>> Start
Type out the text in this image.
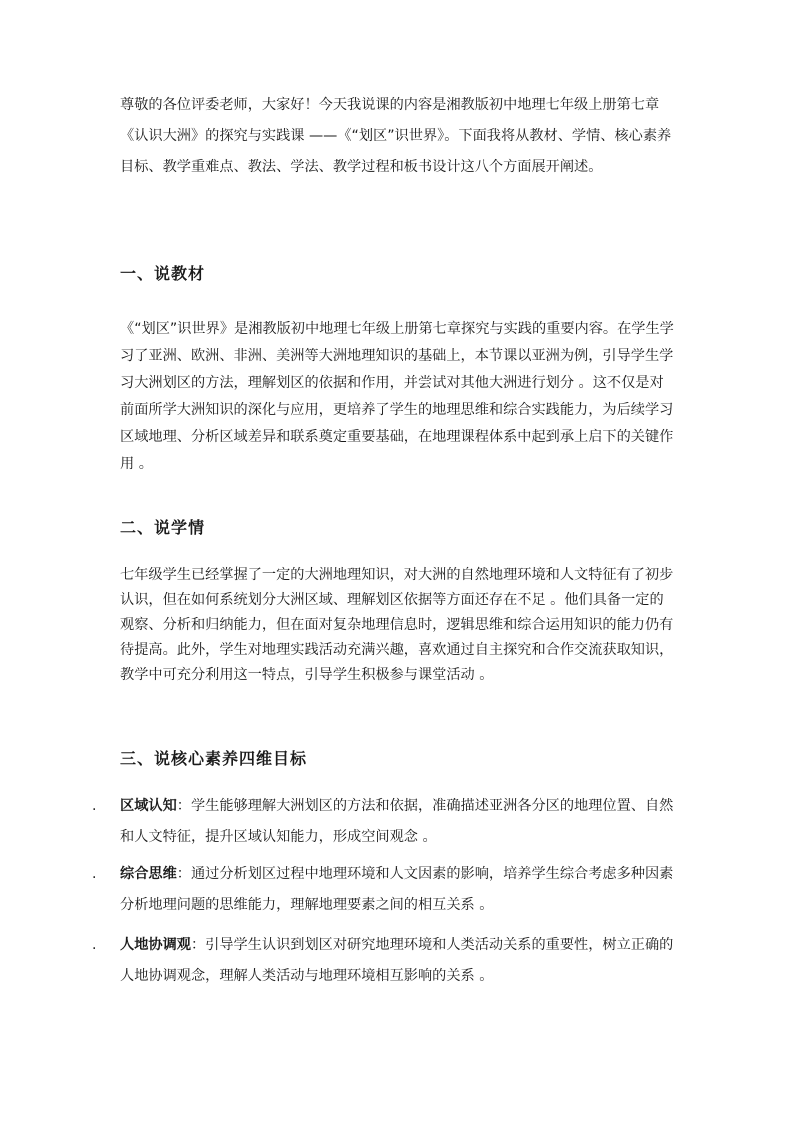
尊敬的各位评委老师，大家好！今天我说课的内容是湘教版初中地理七年级上册第七章《认识大洲》的探究与实践课 ——《“划区”识世界》。下面我将从教材、学情、核心素养目标、教学重难点、教法、学法、教学过程和板书设计这八个方面展开阐述。

一、说教材

《“划区”识世界》是湘教版初中地理七年级上册第七章探究与实践的重要内容。在学生学习了亚洲、欧洲、非洲、美洲等大洲地理知识的基础上，本节课以亚洲为例，引导学生学习大洲划区的方法，理解划区的依据和作用，并尝试对其他大洲进行划分 。这不仅是对前面所学大洲知识的深化与应用，更培养了学生的地理思维和综合实践能力，为后续学习区域地理、分析区域差异和联系奠定重要基础，在地理课程体系中起到承上启下的关键作用 。

二、说学情

七年级学生已经掌握了一定的大洲地理知识，对大洲的自然地理环境和人文特征有了初步认识，但在如何系统划分大洲区域、理解划区依据等方面还存在不足 。他们具备一定的观察、分析和归纳能力，但在面对复杂地理信息时，逻辑思维和综合运用知识的能力仍有待提高。此外，学生对地理实践活动充满兴趣，喜欢通过自主探究和合作交流获取知识，教学中可充分利用这一特点，引导学生积极参与课堂活动 。

三、说核心素养四维目标
. 区域认知：学生能够理解大洲划区的方法和依据，准确描述亚洲各分区的地理位置、自然和人文特征，提升区域认知能力，形成空间观念 。

. 综合思维：通过分析划区过程中地理环境和人文因素的影响，培养学生综合考虑多种因素分析地理问题的思维能力，理解地理要素之间的相互关系 。

. 人地协调观：引导学生认识到划区对研究地理环境和人类活动关系的重要性，树立正确的人地协调观念，理解人类活动与地理环境相互影响的关系 。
>> End
• OBJECTIVE: Without the pictures, write out the whole listing above exactly as it appears.

• COMPLETE RESPONSE:
Type out the text in this image.
尊敬的各位评委老师，大家好！今天我说课的内容是湘教版初中地理七年级上册第七章《认识大洲》的探究与实践课 ——《“划区”识世界》。下面我将从教材、学情、核心素养目标、教学重难点、教法、学法、教学过程和板书设计这八个方面展开阐述。

一、说教材

《“划区”识世界》是湘教版初中地理七年级上册第七章探究与实践的重要内容。在学生学习了亚洲、欧洲、非洲、美洲等大洲地理知识的基础上，本节课以亚洲为例，引导学生学习大洲划区的方法，理解划区的依据和作用，并尝试对其他大洲进行划分 。这不仅是对前面所学大洲知识的深化与应用，更培养了学生的地理思维和综合实践能力，为后续学习区域地理、分析区域差异和联系奠定重要基础，在地理课程体系中起到承上启下的关键作用 。

二、说学情

七年级学生已经掌握了一定的大洲地理知识，对大洲的自然地理环境和人文特征有了初步认识，但在如何系统划分大洲区域、理解划区依据等方面还存在不足 。他们具备一定的观察、分析和归纳能力，但在面对复杂地理信息时，逻辑思维和综合运用知识的能力仍有待提高。此外，学生对地理实践活动充满兴趣，喜欢通过自主探究和合作交流获取知识，教学中可充分利用这一特点，引导学生积极参与课堂活动 。

三、说核心素养四维目标
. 区域认知：学生能够理解大洲划区的方法和依据，准确描述亚洲各分区的地理位置、自然和人文特征，提升区域认知能力，形成空间观念 。

. 综合思维：通过分析划区过程中地理环境和人文因素的影响，培养学生综合考虑多种因素分析地理问题的思维能力，理解地理要素之间的相互关系 。

. 人地协调观：引导学生认识到划区对研究地理环境和人类活动关系的重要性，树立正确的人地协调观念，理解人类活动与地理环境相互影响的关系 。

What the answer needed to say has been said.